### Task to carry out
Take the entries below and print all of them exactly, please.

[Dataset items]
= = = = =

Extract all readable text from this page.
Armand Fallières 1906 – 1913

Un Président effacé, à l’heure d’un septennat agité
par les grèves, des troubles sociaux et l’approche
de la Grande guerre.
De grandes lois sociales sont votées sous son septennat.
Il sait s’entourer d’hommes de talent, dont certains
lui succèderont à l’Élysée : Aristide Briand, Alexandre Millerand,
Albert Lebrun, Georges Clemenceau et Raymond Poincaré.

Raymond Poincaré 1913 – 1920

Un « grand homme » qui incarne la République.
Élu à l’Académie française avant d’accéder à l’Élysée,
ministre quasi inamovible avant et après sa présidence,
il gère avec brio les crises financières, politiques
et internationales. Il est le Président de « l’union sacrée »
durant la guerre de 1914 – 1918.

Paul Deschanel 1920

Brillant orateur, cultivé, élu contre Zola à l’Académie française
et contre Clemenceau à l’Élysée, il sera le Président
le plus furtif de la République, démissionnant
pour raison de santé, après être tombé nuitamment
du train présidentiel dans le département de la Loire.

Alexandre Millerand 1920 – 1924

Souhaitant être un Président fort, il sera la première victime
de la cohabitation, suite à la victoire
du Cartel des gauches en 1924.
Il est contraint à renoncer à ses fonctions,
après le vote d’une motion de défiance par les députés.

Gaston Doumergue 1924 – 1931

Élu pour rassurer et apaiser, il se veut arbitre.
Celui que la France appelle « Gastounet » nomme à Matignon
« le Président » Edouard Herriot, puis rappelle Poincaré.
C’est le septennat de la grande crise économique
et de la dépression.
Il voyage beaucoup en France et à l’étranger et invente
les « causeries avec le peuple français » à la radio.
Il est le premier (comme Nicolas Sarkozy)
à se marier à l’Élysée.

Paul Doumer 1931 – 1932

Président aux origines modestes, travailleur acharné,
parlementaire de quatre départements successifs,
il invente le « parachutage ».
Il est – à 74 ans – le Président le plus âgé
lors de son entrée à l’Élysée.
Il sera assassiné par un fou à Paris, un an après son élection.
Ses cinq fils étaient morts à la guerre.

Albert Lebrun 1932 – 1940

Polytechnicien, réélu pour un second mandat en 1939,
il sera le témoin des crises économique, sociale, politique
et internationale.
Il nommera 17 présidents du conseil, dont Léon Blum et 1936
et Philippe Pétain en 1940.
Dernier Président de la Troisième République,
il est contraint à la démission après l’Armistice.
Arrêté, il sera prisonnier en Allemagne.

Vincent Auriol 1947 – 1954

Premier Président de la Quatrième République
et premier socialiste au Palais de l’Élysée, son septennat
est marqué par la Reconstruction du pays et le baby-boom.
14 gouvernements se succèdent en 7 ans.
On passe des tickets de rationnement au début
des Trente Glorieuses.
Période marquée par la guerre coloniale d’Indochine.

= = = = =

### Correct result
Extract all readable text from this page.
Armand Fallières 1906 – 1913

Un Président effacé, à l’heure d’un septennat agité
par les grèves, des troubles sociaux et l’approche
de la Grande guerre.
De grandes lois sociales sont votées sous son septennat.
Il sait s’entourer d’hommes de talent, dont certains
lui succèderont à l’Élysée : Aristide Briand, Alexandre Millerand,
Albert Lebrun, Georges Clemenceau et Raymond Poincaré.

Raymond Poincaré 1913 – 1920

Un « grand homme » qui incarne la République.
Élu à l’Académie française avant d’accéder à l’Élysée,
ministre quasi inamovible avant et après sa présidence,
il gère avec brio les crises financières, politiques
et internationales. Il est le Président de « l’union sacrée »
durant la guerre de 1914 – 1918.

Paul Deschanel 1920

Brillant orateur, cultivé, élu contre Zola à l’Académie française
et contre Clemenceau à l’Élysée, il sera le Président
le plus furtif de la République, démissionnant
pour raison de santé, après être tombé nuitamment
du train présidentiel dans le département de la Loire.

Alexandre Millerand 1920 – 1924

Souhaitant être un Président fort, il sera la première victime
de la cohabitation, suite à la victoire
du Cartel des gauches en 1924.
Il est contraint à renoncer à ses fonctions,
après le vote d’une motion de défiance par les députés.

Gaston Doumergue 1924 – 1931

Élu pour rassurer et apaiser, il se veut arbitre.
Celui que la France appelle « Gastounet » nomme à Matignon
« le Président » Edouard Herriot, puis rappelle Poincaré.
C’est le septennat de la grande crise économique
et de la dépression.
Il voyage beaucoup en France et à l’étranger et invente
les « causeries avec le peuple français » à la radio.
Il est le premier (comme Nicolas Sarkozy)
à se marier à l’Élysée.

Paul Doumer 1931 – 1932

Président aux origines modestes, travailleur acharné,
parlementaire de quatre départements successifs,
il invente le « parachutage ».
Il est – à 74 ans – le Président le plus âgé
lors de son entrée à l’Élysée.
Il sera assassiné par un fou à Paris, un an après son élection.
Ses cinq fils étaient morts à la guerre.

Albert Lebrun 1932 – 1940

Polytechnicien, réélu pour un second mandat en 1939,
il sera le témoin des crises économique, sociale, politique
et internationale.
Il nommera 17 présidents du conseil, dont Léon Blum et 1936
et Philippe Pétain en 1940.
Dernier Président de la Troisième République,
il est contraint à la démission après l’Armistice.
Arrêté, il sera prisonnier en Allemagne.

Vincent Auriol 1947 – 1954

Premier Président de la Quatrième République
et premier socialiste au Palais de l’Élysée, son septennat
est marqué par la Reconstruction du pays et le baby-boom.
14 gouvernements se succèdent en 7 ans.
On passe des tickets de rationnement au début
des Trente Glorieuses.
Période marquée par la guerre coloniale d’Indochine.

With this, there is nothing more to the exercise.